▶ **DATA FOR PROCESSING**:
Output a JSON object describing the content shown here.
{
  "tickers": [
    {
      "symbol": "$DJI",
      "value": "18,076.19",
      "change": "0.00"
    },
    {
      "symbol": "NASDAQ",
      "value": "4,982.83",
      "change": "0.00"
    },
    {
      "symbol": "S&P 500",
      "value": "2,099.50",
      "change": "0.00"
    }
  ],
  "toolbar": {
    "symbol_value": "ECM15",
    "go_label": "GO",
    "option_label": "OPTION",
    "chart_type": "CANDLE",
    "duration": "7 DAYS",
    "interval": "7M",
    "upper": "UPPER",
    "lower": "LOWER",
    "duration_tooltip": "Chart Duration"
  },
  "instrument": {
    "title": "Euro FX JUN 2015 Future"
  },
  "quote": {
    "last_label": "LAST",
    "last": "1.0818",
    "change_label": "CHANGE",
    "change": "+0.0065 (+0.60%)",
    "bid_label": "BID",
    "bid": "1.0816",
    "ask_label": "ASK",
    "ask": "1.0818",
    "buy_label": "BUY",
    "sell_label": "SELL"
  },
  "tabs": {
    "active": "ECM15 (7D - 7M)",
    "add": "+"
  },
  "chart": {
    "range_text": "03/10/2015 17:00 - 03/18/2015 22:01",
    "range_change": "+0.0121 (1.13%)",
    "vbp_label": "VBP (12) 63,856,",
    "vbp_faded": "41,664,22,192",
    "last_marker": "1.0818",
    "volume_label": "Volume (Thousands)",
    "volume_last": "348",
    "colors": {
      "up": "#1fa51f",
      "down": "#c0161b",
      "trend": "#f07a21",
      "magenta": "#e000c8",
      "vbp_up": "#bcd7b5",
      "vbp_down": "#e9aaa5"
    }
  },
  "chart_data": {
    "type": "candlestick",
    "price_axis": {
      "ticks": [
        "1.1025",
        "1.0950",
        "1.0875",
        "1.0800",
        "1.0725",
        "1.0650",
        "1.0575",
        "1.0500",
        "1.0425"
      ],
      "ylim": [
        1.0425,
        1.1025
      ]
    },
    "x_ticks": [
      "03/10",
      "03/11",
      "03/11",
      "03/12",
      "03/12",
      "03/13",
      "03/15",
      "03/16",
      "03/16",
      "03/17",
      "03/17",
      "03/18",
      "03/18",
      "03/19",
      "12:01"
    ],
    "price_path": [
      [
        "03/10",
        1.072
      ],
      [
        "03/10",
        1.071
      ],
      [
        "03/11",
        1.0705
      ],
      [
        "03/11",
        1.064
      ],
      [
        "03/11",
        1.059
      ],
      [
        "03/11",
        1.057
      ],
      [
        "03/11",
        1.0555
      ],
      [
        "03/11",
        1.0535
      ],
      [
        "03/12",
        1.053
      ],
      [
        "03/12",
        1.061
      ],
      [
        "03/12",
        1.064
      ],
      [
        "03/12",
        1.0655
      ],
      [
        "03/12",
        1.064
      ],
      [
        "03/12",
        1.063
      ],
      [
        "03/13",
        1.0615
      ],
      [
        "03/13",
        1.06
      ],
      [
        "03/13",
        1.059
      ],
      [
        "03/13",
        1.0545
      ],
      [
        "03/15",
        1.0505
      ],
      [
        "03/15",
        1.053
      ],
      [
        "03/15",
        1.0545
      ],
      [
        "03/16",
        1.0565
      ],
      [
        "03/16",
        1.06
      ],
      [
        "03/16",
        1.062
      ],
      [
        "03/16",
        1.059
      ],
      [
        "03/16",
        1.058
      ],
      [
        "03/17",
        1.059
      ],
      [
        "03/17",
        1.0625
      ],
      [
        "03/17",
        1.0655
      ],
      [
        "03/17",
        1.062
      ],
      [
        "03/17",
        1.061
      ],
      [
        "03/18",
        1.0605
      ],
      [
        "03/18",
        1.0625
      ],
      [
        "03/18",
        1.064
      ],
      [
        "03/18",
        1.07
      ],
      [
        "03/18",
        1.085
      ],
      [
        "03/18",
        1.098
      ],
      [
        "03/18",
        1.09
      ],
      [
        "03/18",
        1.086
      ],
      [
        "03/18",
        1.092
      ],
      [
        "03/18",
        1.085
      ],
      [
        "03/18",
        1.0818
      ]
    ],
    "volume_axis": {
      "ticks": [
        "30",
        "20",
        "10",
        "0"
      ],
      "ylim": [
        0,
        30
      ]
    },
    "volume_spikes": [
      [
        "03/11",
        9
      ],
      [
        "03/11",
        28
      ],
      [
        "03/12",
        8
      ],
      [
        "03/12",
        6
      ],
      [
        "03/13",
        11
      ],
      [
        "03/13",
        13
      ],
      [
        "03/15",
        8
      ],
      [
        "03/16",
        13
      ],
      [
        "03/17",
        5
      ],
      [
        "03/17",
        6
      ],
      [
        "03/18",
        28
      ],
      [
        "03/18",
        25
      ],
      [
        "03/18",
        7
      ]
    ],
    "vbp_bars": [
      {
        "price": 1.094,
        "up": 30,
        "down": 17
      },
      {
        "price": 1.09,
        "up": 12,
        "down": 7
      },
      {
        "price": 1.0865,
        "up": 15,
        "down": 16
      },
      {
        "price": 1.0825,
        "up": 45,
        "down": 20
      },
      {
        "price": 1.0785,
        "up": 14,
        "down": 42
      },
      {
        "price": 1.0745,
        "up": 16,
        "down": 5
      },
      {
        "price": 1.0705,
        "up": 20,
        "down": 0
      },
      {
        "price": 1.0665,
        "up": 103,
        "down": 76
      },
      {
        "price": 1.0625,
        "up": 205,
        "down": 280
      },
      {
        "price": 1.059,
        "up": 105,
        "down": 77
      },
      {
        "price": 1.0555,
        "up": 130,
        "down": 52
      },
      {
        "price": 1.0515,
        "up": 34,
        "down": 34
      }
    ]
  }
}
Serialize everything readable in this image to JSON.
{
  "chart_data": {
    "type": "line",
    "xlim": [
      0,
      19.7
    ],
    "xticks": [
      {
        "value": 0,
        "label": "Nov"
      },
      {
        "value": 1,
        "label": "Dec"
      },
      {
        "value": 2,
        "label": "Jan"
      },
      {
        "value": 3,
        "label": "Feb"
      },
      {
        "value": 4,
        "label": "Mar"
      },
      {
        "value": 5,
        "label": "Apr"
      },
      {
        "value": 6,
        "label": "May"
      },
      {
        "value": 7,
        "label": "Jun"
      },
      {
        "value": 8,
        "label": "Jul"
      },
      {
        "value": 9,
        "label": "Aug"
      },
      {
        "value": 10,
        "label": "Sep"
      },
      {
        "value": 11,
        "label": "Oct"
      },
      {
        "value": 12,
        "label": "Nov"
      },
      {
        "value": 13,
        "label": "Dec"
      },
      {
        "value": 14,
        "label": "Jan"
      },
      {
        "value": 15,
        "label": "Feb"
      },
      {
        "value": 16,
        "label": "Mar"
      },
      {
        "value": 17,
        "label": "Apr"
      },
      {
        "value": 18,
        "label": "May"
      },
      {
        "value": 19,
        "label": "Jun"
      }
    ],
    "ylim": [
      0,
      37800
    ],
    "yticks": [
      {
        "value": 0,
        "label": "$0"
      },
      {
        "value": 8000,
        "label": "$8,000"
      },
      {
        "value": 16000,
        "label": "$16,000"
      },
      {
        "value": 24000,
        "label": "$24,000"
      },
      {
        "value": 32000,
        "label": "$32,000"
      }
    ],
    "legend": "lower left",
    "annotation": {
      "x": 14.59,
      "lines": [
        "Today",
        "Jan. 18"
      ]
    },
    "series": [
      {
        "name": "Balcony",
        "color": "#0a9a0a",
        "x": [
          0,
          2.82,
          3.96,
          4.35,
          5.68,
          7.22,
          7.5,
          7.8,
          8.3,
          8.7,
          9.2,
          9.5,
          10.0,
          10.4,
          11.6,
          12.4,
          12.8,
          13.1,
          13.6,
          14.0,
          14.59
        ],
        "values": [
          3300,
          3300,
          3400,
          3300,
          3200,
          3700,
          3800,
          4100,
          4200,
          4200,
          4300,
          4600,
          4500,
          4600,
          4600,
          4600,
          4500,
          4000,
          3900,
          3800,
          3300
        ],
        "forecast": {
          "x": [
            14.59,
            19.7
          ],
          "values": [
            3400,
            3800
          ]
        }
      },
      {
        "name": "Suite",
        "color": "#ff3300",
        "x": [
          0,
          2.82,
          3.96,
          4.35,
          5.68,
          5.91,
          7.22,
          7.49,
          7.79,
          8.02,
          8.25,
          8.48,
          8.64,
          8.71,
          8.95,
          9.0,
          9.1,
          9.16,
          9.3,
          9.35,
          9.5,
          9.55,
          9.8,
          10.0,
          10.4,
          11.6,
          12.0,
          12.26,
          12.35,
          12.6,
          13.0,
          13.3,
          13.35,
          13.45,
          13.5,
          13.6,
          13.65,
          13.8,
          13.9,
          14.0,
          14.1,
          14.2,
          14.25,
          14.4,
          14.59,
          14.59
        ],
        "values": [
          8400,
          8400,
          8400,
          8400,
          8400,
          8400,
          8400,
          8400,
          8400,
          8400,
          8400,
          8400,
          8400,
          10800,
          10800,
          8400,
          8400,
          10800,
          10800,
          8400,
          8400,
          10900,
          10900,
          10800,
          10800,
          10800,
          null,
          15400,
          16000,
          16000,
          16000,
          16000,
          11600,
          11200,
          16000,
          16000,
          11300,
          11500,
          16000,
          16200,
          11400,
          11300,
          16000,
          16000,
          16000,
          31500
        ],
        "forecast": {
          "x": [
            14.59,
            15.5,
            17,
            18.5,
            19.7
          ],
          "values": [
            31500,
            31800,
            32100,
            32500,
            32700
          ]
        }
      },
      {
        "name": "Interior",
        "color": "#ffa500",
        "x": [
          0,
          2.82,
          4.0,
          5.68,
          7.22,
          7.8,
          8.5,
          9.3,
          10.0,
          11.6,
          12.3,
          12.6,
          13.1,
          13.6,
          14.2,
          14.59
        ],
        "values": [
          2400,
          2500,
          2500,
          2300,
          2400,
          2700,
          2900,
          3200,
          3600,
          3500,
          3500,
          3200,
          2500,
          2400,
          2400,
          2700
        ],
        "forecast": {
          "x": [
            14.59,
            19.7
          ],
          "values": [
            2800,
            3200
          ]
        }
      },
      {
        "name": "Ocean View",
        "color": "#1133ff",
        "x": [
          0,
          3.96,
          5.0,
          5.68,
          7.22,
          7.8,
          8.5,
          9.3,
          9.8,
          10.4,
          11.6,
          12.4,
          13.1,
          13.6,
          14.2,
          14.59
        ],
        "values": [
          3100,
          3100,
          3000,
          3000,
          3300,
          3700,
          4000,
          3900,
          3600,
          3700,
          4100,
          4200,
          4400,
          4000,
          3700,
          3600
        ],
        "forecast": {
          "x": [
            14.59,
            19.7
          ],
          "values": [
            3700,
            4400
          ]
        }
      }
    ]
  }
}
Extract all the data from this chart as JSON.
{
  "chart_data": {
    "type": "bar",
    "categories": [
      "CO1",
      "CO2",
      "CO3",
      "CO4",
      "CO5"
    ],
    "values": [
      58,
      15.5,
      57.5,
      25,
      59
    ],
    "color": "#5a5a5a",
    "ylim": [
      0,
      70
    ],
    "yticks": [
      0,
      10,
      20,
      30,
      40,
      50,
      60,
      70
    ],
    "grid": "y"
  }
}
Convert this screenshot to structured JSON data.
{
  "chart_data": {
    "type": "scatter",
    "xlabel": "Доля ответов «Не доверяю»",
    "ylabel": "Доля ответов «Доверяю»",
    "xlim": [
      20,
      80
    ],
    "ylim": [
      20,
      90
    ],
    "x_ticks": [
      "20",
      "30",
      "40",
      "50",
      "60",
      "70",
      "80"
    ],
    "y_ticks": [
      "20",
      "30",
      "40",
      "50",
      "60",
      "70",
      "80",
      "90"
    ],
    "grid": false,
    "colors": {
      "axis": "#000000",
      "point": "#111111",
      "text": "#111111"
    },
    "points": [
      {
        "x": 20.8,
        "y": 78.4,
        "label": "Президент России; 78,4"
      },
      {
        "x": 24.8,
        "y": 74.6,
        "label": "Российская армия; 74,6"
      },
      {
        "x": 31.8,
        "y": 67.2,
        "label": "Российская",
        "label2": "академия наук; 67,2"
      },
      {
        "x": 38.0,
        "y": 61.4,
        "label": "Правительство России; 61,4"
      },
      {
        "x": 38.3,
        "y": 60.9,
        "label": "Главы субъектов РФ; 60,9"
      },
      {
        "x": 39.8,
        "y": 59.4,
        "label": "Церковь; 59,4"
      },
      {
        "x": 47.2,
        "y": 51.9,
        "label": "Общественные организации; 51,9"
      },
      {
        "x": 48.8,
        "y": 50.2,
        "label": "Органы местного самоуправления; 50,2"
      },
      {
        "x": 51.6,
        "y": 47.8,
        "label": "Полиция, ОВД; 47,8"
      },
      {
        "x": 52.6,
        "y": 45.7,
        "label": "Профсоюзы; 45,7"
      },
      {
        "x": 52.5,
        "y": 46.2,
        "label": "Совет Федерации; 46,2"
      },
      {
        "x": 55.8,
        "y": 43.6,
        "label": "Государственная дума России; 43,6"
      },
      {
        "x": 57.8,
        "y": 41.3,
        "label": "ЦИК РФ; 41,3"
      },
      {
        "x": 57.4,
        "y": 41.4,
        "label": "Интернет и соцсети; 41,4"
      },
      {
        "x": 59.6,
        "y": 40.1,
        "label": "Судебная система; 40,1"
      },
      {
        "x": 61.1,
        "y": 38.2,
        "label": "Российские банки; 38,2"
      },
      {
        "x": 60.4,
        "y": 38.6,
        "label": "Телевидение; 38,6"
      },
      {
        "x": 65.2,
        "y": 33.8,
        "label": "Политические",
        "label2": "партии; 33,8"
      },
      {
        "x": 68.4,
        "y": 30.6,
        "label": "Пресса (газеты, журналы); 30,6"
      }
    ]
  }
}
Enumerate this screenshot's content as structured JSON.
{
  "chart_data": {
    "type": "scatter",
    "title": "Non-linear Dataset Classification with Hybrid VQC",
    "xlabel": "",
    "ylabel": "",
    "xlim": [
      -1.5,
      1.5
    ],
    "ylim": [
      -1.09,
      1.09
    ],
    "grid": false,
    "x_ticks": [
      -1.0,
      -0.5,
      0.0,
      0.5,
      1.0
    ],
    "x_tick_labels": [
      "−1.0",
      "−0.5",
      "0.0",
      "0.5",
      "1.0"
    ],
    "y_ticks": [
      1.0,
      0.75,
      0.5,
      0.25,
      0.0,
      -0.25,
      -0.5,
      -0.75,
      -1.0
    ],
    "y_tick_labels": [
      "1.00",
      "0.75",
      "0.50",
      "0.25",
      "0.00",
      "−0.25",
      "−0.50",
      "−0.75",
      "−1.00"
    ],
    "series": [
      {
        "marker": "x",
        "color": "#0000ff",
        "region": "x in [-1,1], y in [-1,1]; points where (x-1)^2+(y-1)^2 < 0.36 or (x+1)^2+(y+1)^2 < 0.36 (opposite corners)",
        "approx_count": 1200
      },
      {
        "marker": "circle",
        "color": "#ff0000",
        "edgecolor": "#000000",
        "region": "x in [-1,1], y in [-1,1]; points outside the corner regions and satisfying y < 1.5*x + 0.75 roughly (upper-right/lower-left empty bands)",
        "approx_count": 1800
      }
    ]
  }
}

▶ **GIVEN EXERCISE**:
Count each line with "left" in it and report that figure by itself.

▶ **EXERCISE RESPONSE**:
2